• Problem to work on: Identify all lines in the listing that include the word "Period", and copy them out.

• Data listing:
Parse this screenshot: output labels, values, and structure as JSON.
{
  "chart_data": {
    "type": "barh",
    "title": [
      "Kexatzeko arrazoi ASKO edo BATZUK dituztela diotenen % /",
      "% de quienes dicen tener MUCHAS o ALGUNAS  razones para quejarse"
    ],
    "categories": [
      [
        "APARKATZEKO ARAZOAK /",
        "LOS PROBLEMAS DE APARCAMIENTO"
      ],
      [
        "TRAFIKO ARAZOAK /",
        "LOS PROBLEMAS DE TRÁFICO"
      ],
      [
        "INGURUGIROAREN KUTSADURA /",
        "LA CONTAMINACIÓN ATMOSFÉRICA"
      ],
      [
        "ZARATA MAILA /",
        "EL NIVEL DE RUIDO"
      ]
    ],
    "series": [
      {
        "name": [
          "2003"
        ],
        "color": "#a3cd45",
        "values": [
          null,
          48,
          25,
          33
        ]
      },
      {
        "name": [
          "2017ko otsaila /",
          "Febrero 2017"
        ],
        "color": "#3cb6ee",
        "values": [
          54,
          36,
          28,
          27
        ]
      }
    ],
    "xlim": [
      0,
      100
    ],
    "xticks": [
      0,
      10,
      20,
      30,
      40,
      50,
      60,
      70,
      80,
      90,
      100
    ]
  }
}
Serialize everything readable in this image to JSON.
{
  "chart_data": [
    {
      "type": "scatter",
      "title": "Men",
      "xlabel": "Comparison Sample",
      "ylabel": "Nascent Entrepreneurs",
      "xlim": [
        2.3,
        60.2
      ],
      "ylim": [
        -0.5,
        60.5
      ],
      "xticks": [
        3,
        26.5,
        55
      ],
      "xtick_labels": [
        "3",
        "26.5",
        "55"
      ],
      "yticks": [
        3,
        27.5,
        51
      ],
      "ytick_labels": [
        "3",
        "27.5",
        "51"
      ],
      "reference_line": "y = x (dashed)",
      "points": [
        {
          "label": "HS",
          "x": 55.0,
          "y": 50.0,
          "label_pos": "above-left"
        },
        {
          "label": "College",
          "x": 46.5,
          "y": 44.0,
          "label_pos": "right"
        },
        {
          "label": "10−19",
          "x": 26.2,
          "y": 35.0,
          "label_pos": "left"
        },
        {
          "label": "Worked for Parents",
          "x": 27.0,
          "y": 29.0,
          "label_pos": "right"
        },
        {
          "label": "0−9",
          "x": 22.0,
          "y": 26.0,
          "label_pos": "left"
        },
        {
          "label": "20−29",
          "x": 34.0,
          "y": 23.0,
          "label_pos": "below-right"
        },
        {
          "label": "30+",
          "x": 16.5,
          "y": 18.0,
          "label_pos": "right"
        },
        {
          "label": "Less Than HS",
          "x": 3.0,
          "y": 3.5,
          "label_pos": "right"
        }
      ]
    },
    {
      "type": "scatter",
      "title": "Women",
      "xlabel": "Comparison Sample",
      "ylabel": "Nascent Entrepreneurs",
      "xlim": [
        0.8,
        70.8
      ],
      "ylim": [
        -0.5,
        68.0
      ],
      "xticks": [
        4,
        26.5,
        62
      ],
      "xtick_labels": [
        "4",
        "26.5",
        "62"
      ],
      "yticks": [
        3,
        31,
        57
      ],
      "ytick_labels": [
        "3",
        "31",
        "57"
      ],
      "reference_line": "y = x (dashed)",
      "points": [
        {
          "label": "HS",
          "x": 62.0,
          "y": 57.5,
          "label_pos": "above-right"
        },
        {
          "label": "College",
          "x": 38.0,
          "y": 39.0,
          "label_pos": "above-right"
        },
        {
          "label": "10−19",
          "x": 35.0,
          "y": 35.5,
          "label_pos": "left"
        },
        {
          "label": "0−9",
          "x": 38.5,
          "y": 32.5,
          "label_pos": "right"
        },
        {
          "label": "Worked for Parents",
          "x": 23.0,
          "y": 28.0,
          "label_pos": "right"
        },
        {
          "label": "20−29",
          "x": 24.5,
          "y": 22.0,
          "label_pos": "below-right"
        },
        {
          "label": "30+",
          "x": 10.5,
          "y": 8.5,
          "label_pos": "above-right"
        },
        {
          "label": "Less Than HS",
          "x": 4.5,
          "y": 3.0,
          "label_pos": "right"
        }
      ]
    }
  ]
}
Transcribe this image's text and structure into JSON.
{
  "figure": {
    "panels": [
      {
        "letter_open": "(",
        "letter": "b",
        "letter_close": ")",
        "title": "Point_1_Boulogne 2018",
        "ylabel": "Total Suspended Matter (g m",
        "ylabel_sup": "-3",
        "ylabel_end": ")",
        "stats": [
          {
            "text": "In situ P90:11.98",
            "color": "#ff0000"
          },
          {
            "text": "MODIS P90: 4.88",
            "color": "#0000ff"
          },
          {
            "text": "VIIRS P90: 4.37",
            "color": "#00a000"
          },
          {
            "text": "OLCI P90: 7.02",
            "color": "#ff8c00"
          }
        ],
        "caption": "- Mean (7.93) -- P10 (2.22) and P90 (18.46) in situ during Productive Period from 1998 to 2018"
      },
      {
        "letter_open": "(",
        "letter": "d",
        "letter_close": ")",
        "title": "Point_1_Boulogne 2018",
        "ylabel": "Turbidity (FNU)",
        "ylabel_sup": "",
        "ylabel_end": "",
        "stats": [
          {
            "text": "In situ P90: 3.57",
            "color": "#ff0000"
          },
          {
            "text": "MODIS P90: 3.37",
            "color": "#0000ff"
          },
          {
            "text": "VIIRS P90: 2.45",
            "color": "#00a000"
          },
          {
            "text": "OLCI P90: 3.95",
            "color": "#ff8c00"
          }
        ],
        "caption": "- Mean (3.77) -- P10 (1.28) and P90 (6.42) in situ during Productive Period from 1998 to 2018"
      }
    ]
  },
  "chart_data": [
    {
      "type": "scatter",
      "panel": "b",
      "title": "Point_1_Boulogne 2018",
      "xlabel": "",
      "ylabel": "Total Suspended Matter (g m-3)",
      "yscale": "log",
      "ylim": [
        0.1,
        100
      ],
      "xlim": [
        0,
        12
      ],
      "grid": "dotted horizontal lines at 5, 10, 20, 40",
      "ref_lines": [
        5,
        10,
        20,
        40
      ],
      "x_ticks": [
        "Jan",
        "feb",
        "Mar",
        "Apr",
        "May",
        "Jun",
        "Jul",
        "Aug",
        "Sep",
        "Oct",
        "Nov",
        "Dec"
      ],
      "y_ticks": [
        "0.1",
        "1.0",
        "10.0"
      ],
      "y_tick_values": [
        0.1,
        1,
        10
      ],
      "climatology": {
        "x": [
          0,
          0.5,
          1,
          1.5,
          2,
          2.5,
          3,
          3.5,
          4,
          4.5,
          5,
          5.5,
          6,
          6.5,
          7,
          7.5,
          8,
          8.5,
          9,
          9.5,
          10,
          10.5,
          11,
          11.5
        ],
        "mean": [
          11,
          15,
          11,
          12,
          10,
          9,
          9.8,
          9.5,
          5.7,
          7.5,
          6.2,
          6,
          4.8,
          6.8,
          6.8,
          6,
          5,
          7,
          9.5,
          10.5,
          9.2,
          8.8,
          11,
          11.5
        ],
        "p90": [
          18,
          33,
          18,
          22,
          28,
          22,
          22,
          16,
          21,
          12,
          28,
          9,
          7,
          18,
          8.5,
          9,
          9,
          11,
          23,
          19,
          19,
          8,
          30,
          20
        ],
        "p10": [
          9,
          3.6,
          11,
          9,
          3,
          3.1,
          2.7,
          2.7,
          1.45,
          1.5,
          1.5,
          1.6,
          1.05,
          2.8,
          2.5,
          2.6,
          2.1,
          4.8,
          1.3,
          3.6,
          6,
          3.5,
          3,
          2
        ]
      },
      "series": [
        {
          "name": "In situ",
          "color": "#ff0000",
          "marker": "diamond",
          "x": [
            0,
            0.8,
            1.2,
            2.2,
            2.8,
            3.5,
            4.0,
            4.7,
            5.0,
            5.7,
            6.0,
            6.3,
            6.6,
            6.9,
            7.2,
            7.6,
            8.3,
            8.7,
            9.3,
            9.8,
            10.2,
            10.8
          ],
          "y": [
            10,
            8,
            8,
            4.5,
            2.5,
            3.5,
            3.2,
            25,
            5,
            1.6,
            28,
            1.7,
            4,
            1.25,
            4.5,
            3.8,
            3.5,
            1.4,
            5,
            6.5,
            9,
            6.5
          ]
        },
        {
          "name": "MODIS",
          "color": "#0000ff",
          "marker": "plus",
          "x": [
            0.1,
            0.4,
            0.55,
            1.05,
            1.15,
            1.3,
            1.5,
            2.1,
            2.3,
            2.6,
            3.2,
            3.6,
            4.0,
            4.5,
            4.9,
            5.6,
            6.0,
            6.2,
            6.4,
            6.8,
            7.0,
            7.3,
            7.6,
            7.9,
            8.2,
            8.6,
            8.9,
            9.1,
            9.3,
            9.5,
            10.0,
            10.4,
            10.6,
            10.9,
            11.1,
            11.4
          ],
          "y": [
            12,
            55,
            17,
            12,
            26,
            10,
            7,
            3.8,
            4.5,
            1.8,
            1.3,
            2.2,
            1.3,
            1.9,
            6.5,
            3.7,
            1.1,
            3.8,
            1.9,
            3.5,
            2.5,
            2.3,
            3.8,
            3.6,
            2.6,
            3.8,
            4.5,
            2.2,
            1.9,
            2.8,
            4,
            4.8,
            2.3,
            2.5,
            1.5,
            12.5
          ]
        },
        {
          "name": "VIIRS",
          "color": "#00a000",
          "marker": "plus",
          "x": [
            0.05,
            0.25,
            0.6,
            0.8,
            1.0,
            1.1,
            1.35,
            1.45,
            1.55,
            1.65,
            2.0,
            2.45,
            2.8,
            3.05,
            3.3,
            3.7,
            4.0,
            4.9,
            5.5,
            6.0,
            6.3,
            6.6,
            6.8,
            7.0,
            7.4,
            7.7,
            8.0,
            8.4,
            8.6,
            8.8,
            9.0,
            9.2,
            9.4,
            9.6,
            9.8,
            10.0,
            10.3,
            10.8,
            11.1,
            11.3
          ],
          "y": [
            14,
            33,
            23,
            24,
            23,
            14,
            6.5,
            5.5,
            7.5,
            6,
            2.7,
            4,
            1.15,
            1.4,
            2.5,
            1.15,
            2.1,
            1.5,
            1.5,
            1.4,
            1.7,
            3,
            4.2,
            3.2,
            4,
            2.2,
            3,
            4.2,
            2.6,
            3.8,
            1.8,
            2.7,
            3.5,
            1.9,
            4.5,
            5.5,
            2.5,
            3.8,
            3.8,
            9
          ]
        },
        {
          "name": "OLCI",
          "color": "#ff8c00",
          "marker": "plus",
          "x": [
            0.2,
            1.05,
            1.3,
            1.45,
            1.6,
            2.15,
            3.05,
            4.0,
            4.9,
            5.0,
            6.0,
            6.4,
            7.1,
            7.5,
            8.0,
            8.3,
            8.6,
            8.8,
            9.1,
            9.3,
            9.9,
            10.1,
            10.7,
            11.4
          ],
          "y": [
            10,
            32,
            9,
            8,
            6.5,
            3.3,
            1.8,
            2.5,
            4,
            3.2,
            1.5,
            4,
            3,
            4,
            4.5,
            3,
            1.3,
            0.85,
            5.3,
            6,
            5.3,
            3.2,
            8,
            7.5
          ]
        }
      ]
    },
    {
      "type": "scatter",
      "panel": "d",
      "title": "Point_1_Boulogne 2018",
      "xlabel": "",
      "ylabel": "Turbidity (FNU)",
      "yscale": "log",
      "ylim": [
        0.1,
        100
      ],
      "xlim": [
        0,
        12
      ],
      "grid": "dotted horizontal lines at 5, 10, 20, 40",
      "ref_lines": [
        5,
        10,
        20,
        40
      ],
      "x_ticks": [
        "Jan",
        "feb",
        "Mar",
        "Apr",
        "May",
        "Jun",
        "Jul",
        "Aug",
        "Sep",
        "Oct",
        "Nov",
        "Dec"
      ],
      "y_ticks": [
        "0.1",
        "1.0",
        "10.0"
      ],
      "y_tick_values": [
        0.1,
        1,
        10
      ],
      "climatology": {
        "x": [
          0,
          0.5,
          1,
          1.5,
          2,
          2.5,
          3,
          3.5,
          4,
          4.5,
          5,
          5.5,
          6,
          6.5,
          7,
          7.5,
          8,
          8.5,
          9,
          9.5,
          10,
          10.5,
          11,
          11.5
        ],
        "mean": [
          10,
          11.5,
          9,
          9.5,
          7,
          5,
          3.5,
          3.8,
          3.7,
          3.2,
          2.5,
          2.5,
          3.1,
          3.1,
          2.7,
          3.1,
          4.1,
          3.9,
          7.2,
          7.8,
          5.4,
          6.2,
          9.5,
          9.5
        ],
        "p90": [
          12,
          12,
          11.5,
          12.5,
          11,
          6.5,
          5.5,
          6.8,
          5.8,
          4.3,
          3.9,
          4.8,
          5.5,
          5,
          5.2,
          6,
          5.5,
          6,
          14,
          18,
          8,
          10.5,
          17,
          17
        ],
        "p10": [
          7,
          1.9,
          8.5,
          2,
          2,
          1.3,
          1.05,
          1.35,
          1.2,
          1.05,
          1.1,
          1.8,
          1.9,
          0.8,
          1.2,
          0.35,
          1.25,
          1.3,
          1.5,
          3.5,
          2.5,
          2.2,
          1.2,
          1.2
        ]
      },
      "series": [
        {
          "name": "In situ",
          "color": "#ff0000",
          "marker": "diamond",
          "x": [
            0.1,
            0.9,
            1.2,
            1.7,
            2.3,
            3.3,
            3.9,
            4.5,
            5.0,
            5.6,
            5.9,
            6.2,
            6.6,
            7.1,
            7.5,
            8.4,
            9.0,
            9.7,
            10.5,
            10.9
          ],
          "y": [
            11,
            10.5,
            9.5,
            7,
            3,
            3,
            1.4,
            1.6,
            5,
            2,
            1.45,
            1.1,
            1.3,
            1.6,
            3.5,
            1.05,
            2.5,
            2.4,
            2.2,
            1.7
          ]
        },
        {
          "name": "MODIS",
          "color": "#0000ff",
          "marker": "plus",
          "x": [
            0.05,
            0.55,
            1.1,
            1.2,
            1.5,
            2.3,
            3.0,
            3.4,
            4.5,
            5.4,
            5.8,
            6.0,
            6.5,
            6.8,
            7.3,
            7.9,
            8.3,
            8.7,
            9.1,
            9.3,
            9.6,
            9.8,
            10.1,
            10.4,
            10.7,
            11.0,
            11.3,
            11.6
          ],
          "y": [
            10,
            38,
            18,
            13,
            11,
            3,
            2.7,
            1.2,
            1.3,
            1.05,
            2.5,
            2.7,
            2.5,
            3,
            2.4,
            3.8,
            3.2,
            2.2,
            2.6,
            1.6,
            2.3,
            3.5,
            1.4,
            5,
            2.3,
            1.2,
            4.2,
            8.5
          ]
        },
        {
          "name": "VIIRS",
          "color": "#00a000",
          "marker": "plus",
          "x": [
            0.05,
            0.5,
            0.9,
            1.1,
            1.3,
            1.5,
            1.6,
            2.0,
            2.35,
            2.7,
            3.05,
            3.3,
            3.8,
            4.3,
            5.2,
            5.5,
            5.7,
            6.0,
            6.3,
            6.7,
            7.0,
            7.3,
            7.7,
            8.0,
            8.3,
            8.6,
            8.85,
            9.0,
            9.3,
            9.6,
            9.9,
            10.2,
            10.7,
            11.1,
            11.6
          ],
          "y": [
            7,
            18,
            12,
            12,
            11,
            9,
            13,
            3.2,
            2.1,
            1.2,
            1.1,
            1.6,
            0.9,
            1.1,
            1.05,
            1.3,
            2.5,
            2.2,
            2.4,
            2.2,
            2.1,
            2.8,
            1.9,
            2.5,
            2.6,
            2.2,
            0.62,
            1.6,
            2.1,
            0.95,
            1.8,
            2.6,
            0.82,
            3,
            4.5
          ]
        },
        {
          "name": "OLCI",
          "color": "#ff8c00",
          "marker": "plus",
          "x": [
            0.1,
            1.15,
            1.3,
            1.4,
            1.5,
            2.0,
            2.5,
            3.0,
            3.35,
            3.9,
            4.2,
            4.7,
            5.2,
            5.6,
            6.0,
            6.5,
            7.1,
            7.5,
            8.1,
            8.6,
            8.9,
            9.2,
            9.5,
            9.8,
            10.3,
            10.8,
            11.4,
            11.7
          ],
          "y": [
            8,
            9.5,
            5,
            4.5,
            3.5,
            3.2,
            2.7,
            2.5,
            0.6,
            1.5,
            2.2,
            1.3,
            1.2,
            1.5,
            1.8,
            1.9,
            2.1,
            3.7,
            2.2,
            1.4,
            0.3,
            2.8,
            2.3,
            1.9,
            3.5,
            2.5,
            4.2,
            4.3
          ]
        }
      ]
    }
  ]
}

• Right answer:
        "caption": "- Mean (7.93) -- P10 (2.22) and P90 (18.46) in situ during Productive Period from 1998 to 2018"
        "caption": "- Mean (3.77) -- P10 (1.28) and P90 (6.42) in situ during Productive Period from 1998 to 2018"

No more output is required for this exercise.